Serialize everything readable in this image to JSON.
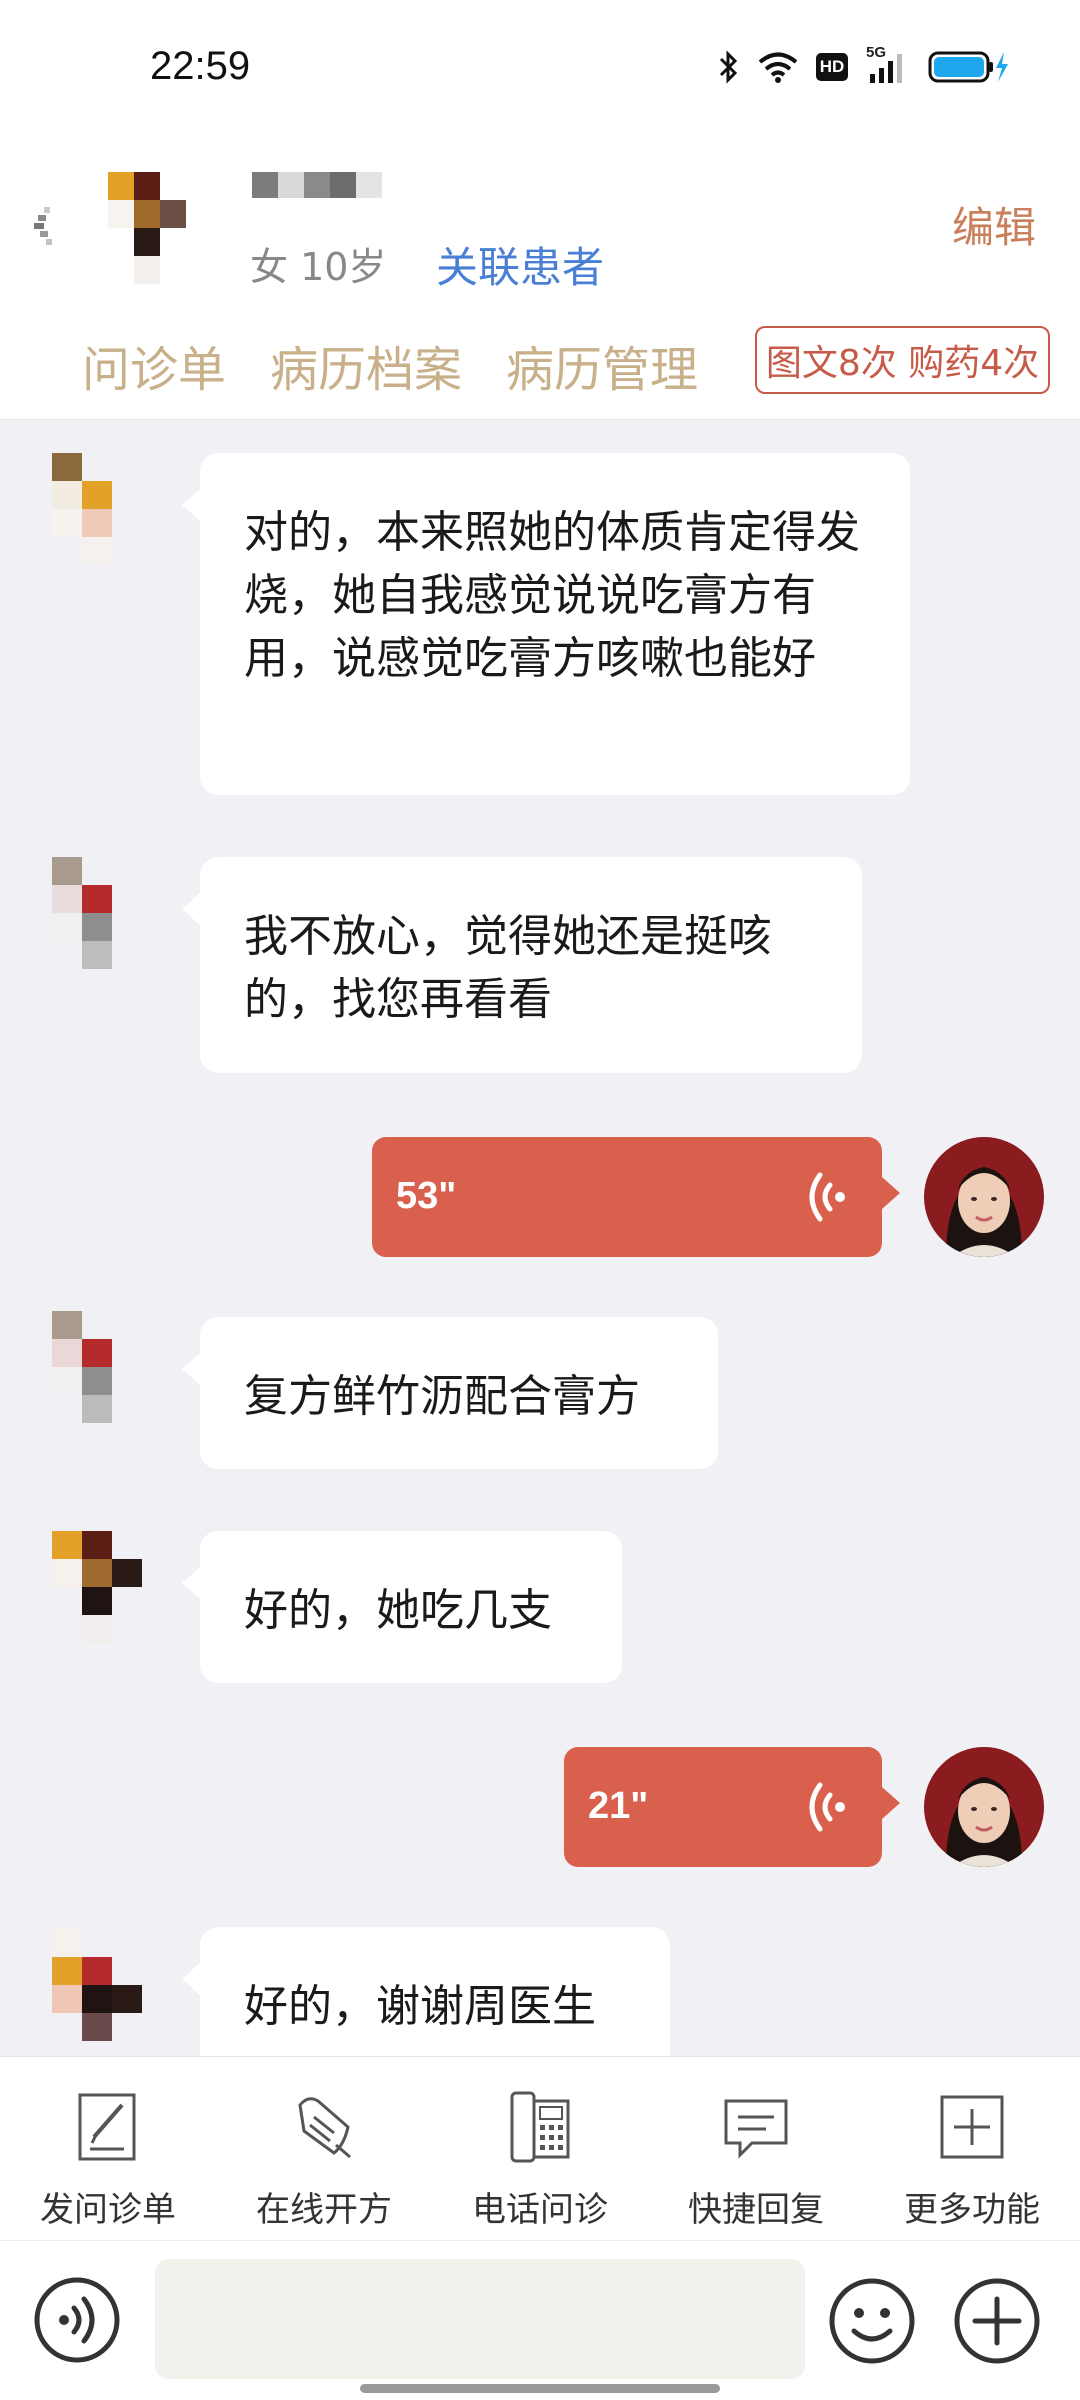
{
  "status_bar": {
    "time": "22:59",
    "hd_label": "HD",
    "network_label": "5G"
  },
  "header": {
    "patient_info": "女 10岁",
    "related_patient_link": "关联患者",
    "edit_link": "编辑",
    "tabs": [
      "问诊单",
      "病历档案",
      "病历管理"
    ],
    "service_badge": "图文8次 购药4次"
  },
  "messages": [
    {
      "sender": "patient",
      "type": "text",
      "text": "对的，本来照她的体质肯定得发烧，她自我感觉说说吃膏方有用，说感觉吃膏方咳嗽也能好"
    },
    {
      "sender": "patient",
      "type": "text",
      "text": "我不放心，觉得她还是挺咳的，找您再看看"
    },
    {
      "sender": "doctor",
      "type": "voice",
      "duration": "53\""
    },
    {
      "sender": "patient",
      "type": "text",
      "text": "复方鲜竹沥配合膏方"
    },
    {
      "sender": "patient",
      "type": "text",
      "text": "好的，她吃几支"
    },
    {
      "sender": "doctor",
      "type": "voice",
      "duration": "21\""
    },
    {
      "sender": "patient",
      "type": "text",
      "text": "好的，谢谢周医生"
    }
  ],
  "toolbar": {
    "items": [
      {
        "label": "发问诊单",
        "icon": "form-edit-icon"
      },
      {
        "label": "在线开方",
        "icon": "prescription-icon"
      },
      {
        "label": "电话问诊",
        "icon": "phone-consult-icon"
      },
      {
        "label": "快捷回复",
        "icon": "quick-reply-icon"
      },
      {
        "label": "更多功能",
        "icon": "more-functions-icon"
      }
    ]
  },
  "input": {
    "placeholder": "",
    "value": ""
  },
  "colors": {
    "accent_tab": "#c8b08a",
    "voice_bubble": "#d9604d",
    "link_blue": "#4a7fd6",
    "edit_orange": "#c87f5a",
    "badge_red": "#c75b4a",
    "chat_background": "#f1f1f5"
  }
}
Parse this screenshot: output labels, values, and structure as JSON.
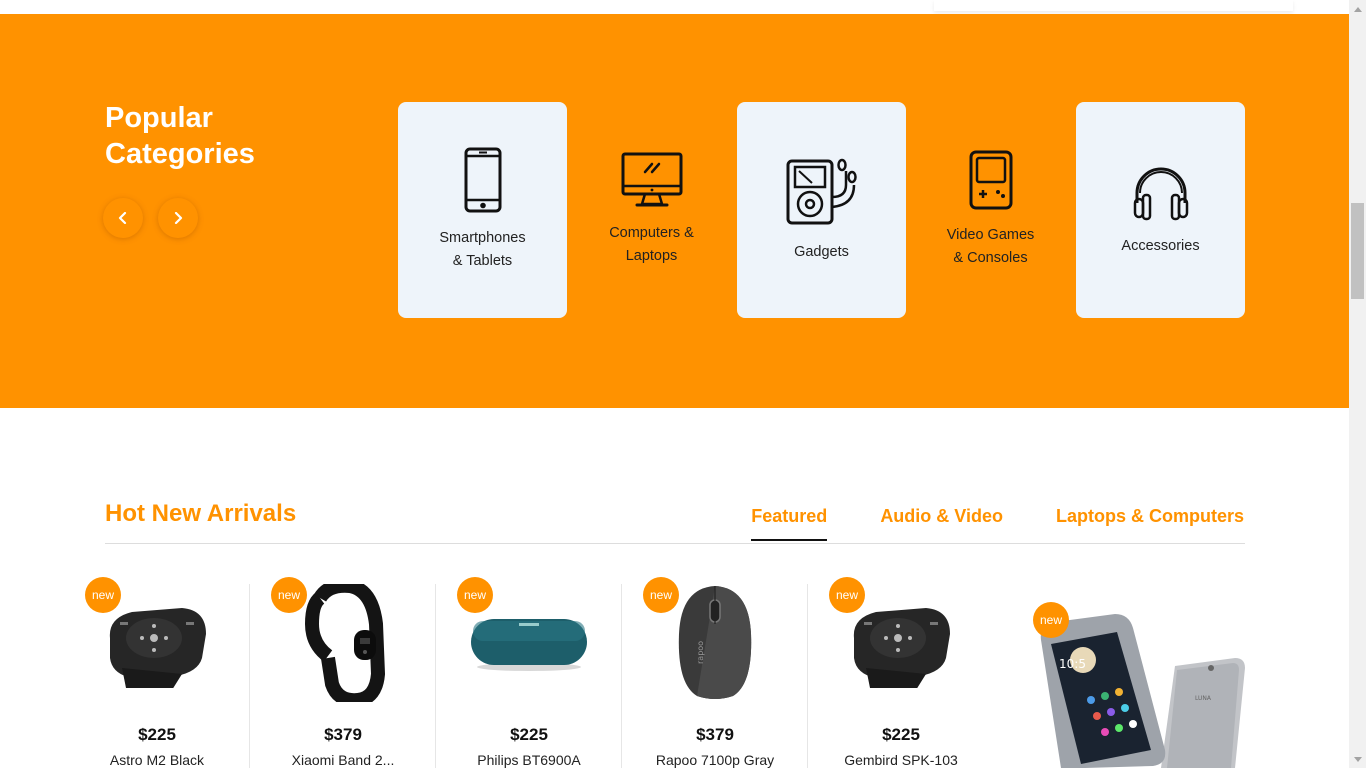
{
  "categories": {
    "title": "Popular\nCategories",
    "prev_icon": "chevron-left-icon",
    "next_icon": "chevron-right-icon",
    "items": [
      {
        "label": "Smartphones\n& Tablets",
        "icon": "smartphone-icon",
        "highlighted": true
      },
      {
        "label": "Computers &\nLaptops",
        "icon": "monitor-icon",
        "highlighted": false
      },
      {
        "label": "Gadgets",
        "icon": "music-player-icon",
        "highlighted": true
      },
      {
        "label": "Video Games\n& Consoles",
        "icon": "handheld-console-icon",
        "highlighted": false
      },
      {
        "label": "Accessories",
        "icon": "headphones-icon",
        "highlighted": true
      }
    ]
  },
  "arrivals": {
    "title": "Hot New Arrivals",
    "tabs": [
      {
        "label": "Featured",
        "active": true
      },
      {
        "label": "Audio & Video",
        "active": false
      },
      {
        "label": "Laptops & Computers",
        "active": false
      }
    ],
    "badge": "new",
    "products": [
      {
        "price": "$225",
        "name": "Astro M2 Black",
        "image": "black-portable-player"
      },
      {
        "price": "$379",
        "name": "Xiaomi Band 2...",
        "image": "black-fitness-band"
      },
      {
        "price": "$225",
        "name": "Philips BT6900A",
        "image": "teal-speaker"
      },
      {
        "price": "$379",
        "name": "Rapoo 7100p Gray",
        "image": "gray-mouse"
      },
      {
        "price": "$225",
        "name": "Gembird SPK-103",
        "image": "black-portable-player"
      }
    ],
    "featured_image": "silver-smartphones"
  },
  "colors": {
    "accent": "#ff9200",
    "card_bg": "#eef4fa",
    "text": "#222222"
  }
}
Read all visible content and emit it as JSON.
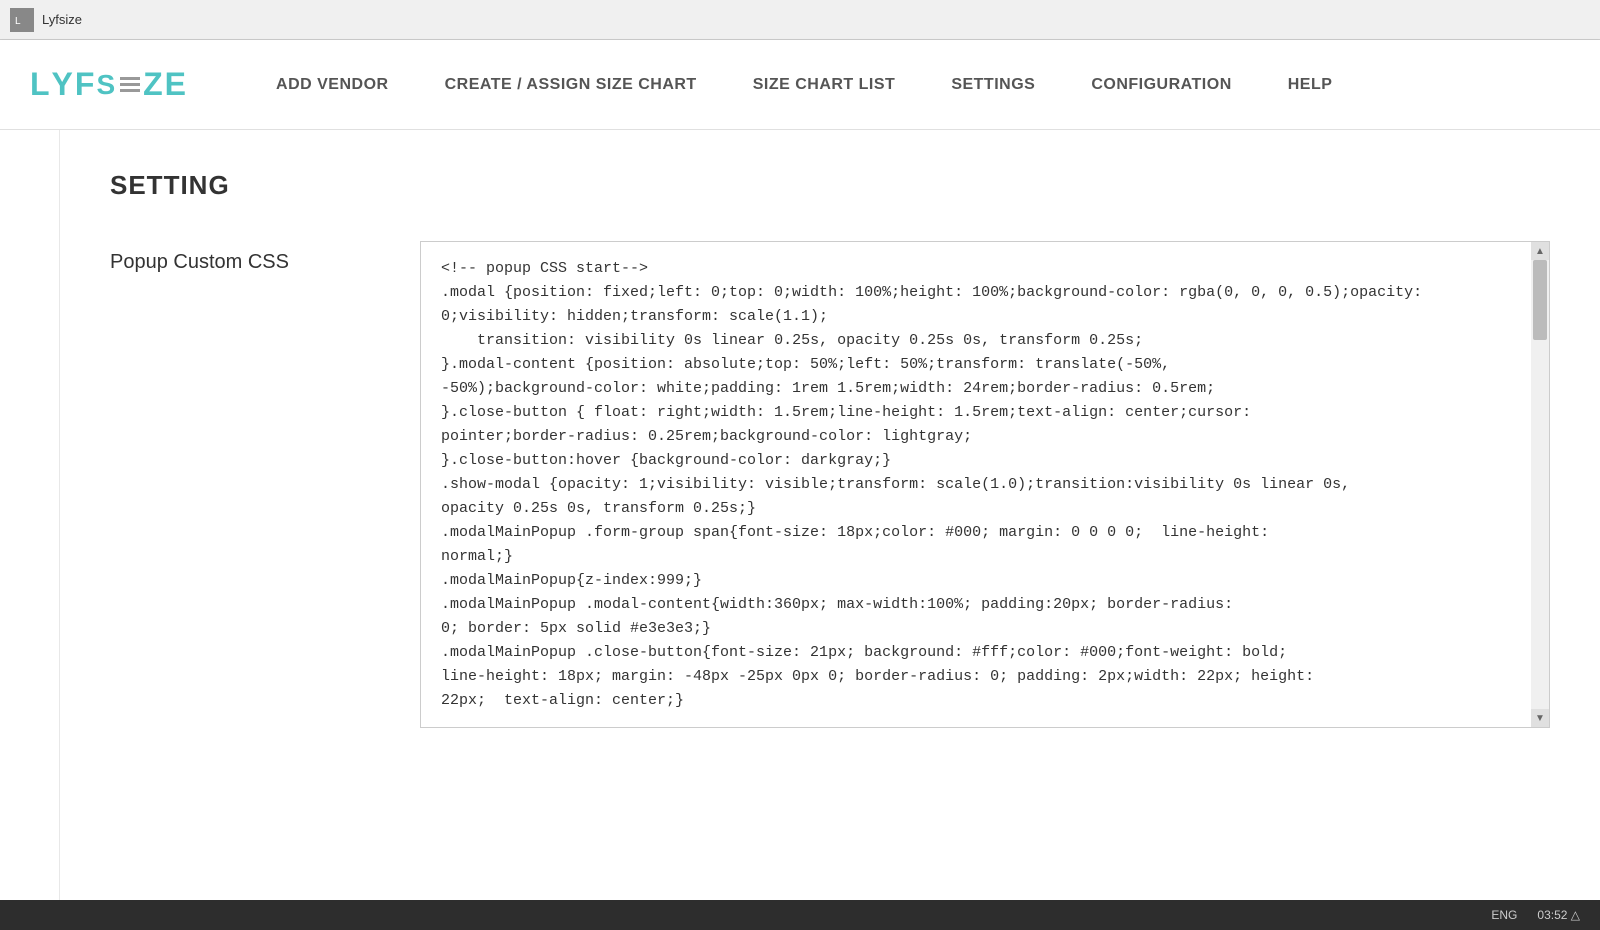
{
  "titlebar": {
    "icon_label": "L",
    "title": "Lyfsize"
  },
  "logo": {
    "letters": [
      "L",
      "Y",
      "F",
      "S",
      "Z",
      "E"
    ]
  },
  "nav": {
    "links": [
      {
        "id": "add-vendor",
        "label": "ADD VENDOR"
      },
      {
        "id": "create-assign",
        "label": "CREATE / ASSIGN SIZE CHART"
      },
      {
        "id": "size-chart-list",
        "label": "SIZE CHART LIST"
      },
      {
        "id": "settings",
        "label": "SETTINGS"
      },
      {
        "id": "configuration",
        "label": "CONFIGURATION"
      },
      {
        "id": "help",
        "label": "HELP"
      }
    ]
  },
  "page": {
    "setting_title": "SETTING",
    "popup_css_label": "Popup Custom CSS",
    "css_content": "<!-- popup CSS start-->\n.modal {position: fixed;left: 0;top: 0;width: 100%;height: 100%;background-color: rgba(0, 0, 0, 0.5);opacity: 0;visibility: hidden;transform: scale(1.1);\n    transition: visibility 0s linear 0.25s, opacity 0.25s 0s, transform 0.25s;\n}.modal-content {position: absolute;top: 50%;left: 50%;transform: translate(-50%, -50%);background-color: white;padding: 1rem 1.5rem;width: 24rem;border-radius: 0.5rem;\n}.close-button { float: right;width: 1.5rem;line-height: 1.5rem;text-align: center;cursor: pointer;border-radius: 0.25rem;background-color: lightgray;\n}.close-button:hover {background-color: darkgray;}\n.show-modal {opacity: 1;visibility: visible;transform: scale(1.0);transition:visibility 0s linear 0s, opacity 0.25s 0s, transform 0.25s;}\n.modalMainPopup .form-group span{font-size: 18px;color: #000; margin: 0 0 0 0;  line-height: normal;}\n.modalMainPopup{z-index:999;}\n.modalMainPopup .modal-content{width:360px; max-width:100%; padding:20px; border-radius: 0; border: 5px solid #e3e3e3;}\n.modalMainPopup .close-button{font-size: 21px; background: #fff;color: #000;font-weight: bold; line-height: 18px; margin: -48px -25px 0px 0; border-radius: 0; padding: 2px;width: 22px; height: 22px;  text-align: center;}"
  },
  "bottombar": {
    "lang": "ENG",
    "time": "03:52 △"
  }
}
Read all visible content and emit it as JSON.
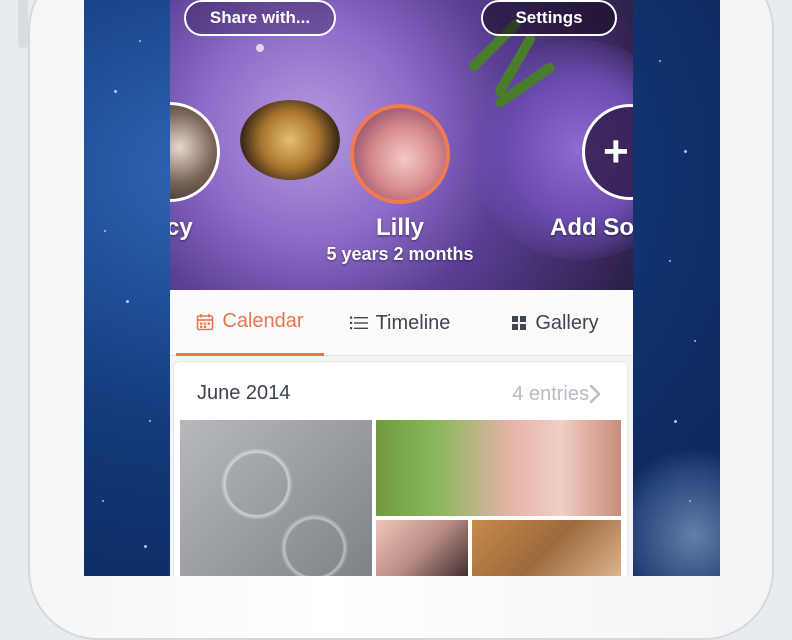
{
  "header": {
    "share_label": "Share with...",
    "settings_label": "Settings"
  },
  "profiles": {
    "left_name_partial": "cy",
    "main_name": "Lilly",
    "main_age": "5 years 2 months",
    "add_label_partial": "Add So",
    "add_icon": "+"
  },
  "tabs": [
    {
      "label": "Calendar",
      "icon": "calendar-icon",
      "active": true
    },
    {
      "label": "Timeline",
      "icon": "list-icon",
      "active": false
    },
    {
      "label": "Gallery",
      "icon": "grid-icon",
      "active": false
    }
  ],
  "entries": {
    "month": "June 2014",
    "count_label": "4 entries"
  },
  "colors": {
    "accent": "#e8754e",
    "tab_text": "#3f4553",
    "muted": "#b8bcc6"
  }
}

- EXERCISE DETAILS:
Write out the entries above verbatim; the pictures do not belong in your copy.

- OUTPUT OF THE TASK:
Serialize everything readable in this image to JSON.
{
  "status_bar": {
    "time": "22:59",
    "hd_label": "HD",
    "network_label": "5G"
  },
  "header": {
    "patient_info": "女 10岁",
    "related_patient_link": "关联患者",
    "edit_link": "编辑",
    "tabs": [
      "问诊单",
      "病历档案",
      "病历管理"
    ],
    "service_badge": "图文8次 购药4次"
  },
  "messages": [
    {
      "sender": "patient",
      "type": "text",
      "text": "对的，本来照她的体质肯定得发烧，她自我感觉说说吃膏方有用，说感觉吃膏方咳嗽也能好"
    },
    {
      "sender": "patient",
      "type": "text",
      "text": "我不放心，觉得她还是挺咳的，找您再看看"
    },
    {
      "sender": "doctor",
      "type": "voice",
      "duration": "53\""
    },
    {
      "sender": "patient",
      "type": "text",
      "text": "复方鲜竹沥配合膏方"
    },
    {
      "sender": "patient",
      "type": "text",
      "text": "好的，她吃几支"
    },
    {
      "sender": "doctor",
      "type": "voice",
      "duration": "21\""
    },
    {
      "sender": "patient",
      "type": "text",
      "text": "好的，谢谢周医生"
    }
  ],
  "toolbar": {
    "items": [
      {
        "label": "发问诊单",
        "icon": "form-edit-icon"
      },
      {
        "label": "在线开方",
        "icon": "prescription-icon"
      },
      {
        "label": "电话问诊",
        "icon": "phone-consult-icon"
      },
      {
        "label": "快捷回复",
        "icon": "quick-reply-icon"
      },
      {
        "label": "更多功能",
        "icon": "more-functions-icon"
      }
    ]
  },
  "input": {
    "placeholder": "",
    "value": ""
  },
  "colors": {
    "accent_tab": "#c8b08a",
    "voice_bubble": "#d9604d",
    "link_blue": "#4a7fd6",
    "edit_orange": "#c87f5a",
    "badge_red": "#c75b4a",
    "chat_background": "#f1f1f5"
  }
}
Parse this screenshot: output labels, values, and structure as JSON.
{
  "categories": {
    "title": "Popular\nCategories",
    "prev_icon": "chevron-left-icon",
    "next_icon": "chevron-right-icon",
    "items": [
      {
        "label": "Smartphones\n& Tablets",
        "icon": "smartphone-icon",
        "highlighted": true
      },
      {
        "label": "Computers &\nLaptops",
        "icon": "monitor-icon",
        "highlighted": false
      },
      {
        "label": "Gadgets",
        "icon": "music-player-icon",
        "highlighted": true
      },
      {
        "label": "Video Games\n& Consoles",
        "icon": "handheld-console-icon",
        "highlighted": false
      },
      {
        "label": "Accessories",
        "icon": "headphones-icon",
        "highlighted": true
      }
    ]
  },
  "arrivals": {
    "title": "Hot New Arrivals",
    "tabs": [
      {
        "label": "Featured",
        "active": true
      },
      {
        "label": "Audio & Video",
        "active": false
      },
      {
        "label": "Laptops & Computers",
        "active": false
      }
    ],
    "badge": "new",
    "products": [
      {
        "price": "$225",
        "name": "Astro M2 Black",
        "image": "black-portable-player"
      },
      {
        "price": "$379",
        "name": "Xiaomi Band 2...",
        "image": "black-fitness-band"
      },
      {
        "price": "$225",
        "name": "Philips BT6900A",
        "image": "teal-speaker"
      },
      {
        "price": "$379",
        "name": "Rapoo 7100p Gray",
        "image": "gray-mouse"
      },
      {
        "price": "$225",
        "name": "Gembird SPK-103",
        "image": "black-portable-player"
      }
    ],
    "featured_image": "silver-smartphones"
  },
  "colors": {
    "accent": "#ff9200",
    "card_bg": "#eef4fa",
    "text": "#222222"
  }
}
Read all visible content and emit it as JSON.
{
  "titlebar": {
    "icon_label": "L",
    "title": "Lyfsize"
  },
  "logo": {
    "letters": [
      "L",
      "Y",
      "F",
      "S",
      "Z",
      "E"
    ]
  },
  "nav": {
    "links": [
      {
        "id": "add-vendor",
        "label": "ADD VENDOR"
      },
      {
        "id": "create-assign",
        "label": "CREATE / ASSIGN SIZE CHART"
      },
      {
        "id": "size-chart-list",
        "label": "SIZE CHART LIST"
      },
      {
        "id": "settings",
        "label": "SETTINGS"
      },
      {
        "id": "configuration",
        "label": "CONFIGURATION"
      },
      {
        "id": "help",
        "label": "HELP"
      }
    ]
  },
  "page": {
    "setting_title": "SETTING",
    "popup_css_label": "Popup Custom CSS",
    "css_content": "<!-- popup CSS start-->\n.modal {position: fixed;left: 0;top: 0;width: 100%;height: 100%;background-color: rgba(0, 0, 0, 0.5);opacity: 0;visibility: hidden;transform: scale(1.1);\n    transition: visibility 0s linear 0.25s, opacity 0.25s 0s, transform 0.25s;\n}.modal-content {position: absolute;top: 50%;left: 50%;transform: translate(-50%, -50%);background-color: white;padding: 1rem 1.5rem;width: 24rem;border-radius: 0.5rem;\n}.close-button { float: right;width: 1.5rem;line-height: 1.5rem;text-align: center;cursor: pointer;border-radius: 0.25rem;background-color: lightgray;\n}.close-button:hover {background-color: darkgray;}\n.show-modal {opacity: 1;visibility: visible;transform: scale(1.0);transition:visibility 0s linear 0s, opacity 0.25s 0s, transform 0.25s;}\n.modalMainPopup .form-group span{font-size: 18px;color: #000; margin: 0 0 0 0;  line-height: normal;}\n.modalMainPopup{z-index:999;}\n.modalMainPopup .modal-content{width:360px; max-width:100%; padding:20px; border-radius: 0; border: 5px solid #e3e3e3;}\n.modalMainPopup .close-button{font-size: 21px; background: #fff;color: #000;font-weight: bold; line-height: 18px; margin: -48px -25px 0px 0; border-radius: 0; padding: 2px;width: 22px; height: 22px;  text-align: center;}"
  },
  "bottombar": {
    "lang": "ENG",
    "time": "03:52 △"
  }
}
Read all visible content and emit it as JSON.
{
  "header": {
    "share_label": "Share with...",
    "settings_label": "Settings"
  },
  "profiles": {
    "left_name_partial": "cy",
    "main_name": "Lilly",
    "main_age": "5 years 2 months",
    "add_label_partial": "Add So",
    "add_icon": "+"
  },
  "tabs": [
    {
      "label": "Calendar",
      "icon": "calendar-icon",
      "active": true
    },
    {
      "label": "Timeline",
      "icon": "list-icon",
      "active": false
    },
    {
      "label": "Gallery",
      "icon": "grid-icon",
      "active": false
    }
  ],
  "entries": {
    "month": "June 2014",
    "count_label": "4 entries"
  },
  "colors": {
    "accent": "#e8754e",
    "tab_text": "#3f4553",
    "muted": "#b8bcc6"
  }
}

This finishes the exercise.